:: Exercise materials ::
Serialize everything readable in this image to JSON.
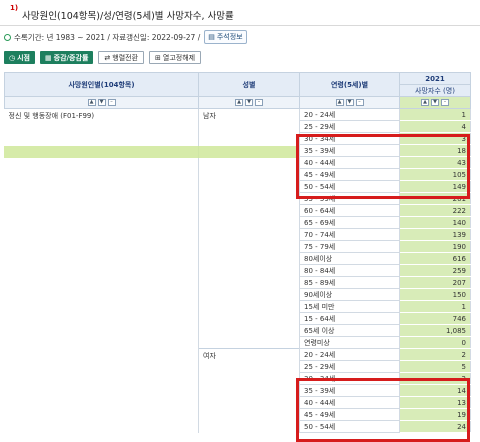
{
  "title": {
    "num": "1)",
    "text": "사망원인(104항목)/성/연령(5세)별 사망자수, 사망률"
  },
  "meta": {
    "text": "수록기간: 년 1983 ~ 2021 / 자료갱신일: 2022-09-27 /",
    "link_label": "주석정보"
  },
  "toolbar": {
    "btn1": "시점",
    "btn2": "증감/증감률",
    "btn3": "행렬전환",
    "btn4": "열고정해제"
  },
  "table": {
    "headers": {
      "cause": "사망원인별(104항목)",
      "sex": "성별",
      "age": "연령(5세)별",
      "year": "2021",
      "unit": "사망자수 (명)"
    },
    "cause": "정신 및 행동장애 (F01-F99)",
    "sex_m": "남자",
    "sex_f": "여자",
    "rows": [
      {
        "age": "20 - 24세",
        "value": "1"
      },
      {
        "age": "25 - 29세",
        "value": "4"
      },
      {
        "age": "30 - 34세",
        "value": "3"
      },
      {
        "age": "35 - 39세",
        "value": "18"
      },
      {
        "age": "40 - 44세",
        "value": "43"
      },
      {
        "age": "45 - 49세",
        "value": "105"
      },
      {
        "age": "50 - 54세",
        "value": "149"
      },
      {
        "age": "55 - 59세",
        "value": "201"
      },
      {
        "age": "60 - 64세",
        "value": "222"
      },
      {
        "age": "65 - 69세",
        "value": "140"
      },
      {
        "age": "70 - 74세",
        "value": "139"
      },
      {
        "age": "75 - 79세",
        "value": "190"
      },
      {
        "age": "80세이상",
        "value": "616"
      },
      {
        "age": "80 - 84세",
        "value": "259"
      },
      {
        "age": "85 - 89세",
        "value": "207"
      },
      {
        "age": "90세이상",
        "value": "150"
      },
      {
        "age": "15세 미만",
        "value": "1"
      },
      {
        "age": "15 - 64세",
        "value": "746"
      },
      {
        "age": "65세 이상",
        "value": "1,085"
      },
      {
        "age": "연령미상",
        "value": "0"
      },
      {
        "age": "20 - 24세",
        "value": "2"
      },
      {
        "age": "25 - 29세",
        "value": "5"
      },
      {
        "age": "30 - 34세",
        "value": "2"
      },
      {
        "age": "35 - 39세",
        "value": "14"
      },
      {
        "age": "40 - 44세",
        "value": "13"
      },
      {
        "age": "45 - 49세",
        "value": "19"
      },
      {
        "age": "50 - 54세",
        "value": "24"
      }
    ]
  },
  "colors": {
    "highlight_box": "#d61c1c",
    "value_cell": "#d8ecb8",
    "header_bg": "#e4ecf6",
    "selected_row": "#cfe89a",
    "button_green": "#1d7f5e"
  }
}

:: Exercise description ::
Answer with one number: how many lines of the entries above include the word "cause".

:: Final answer ::
2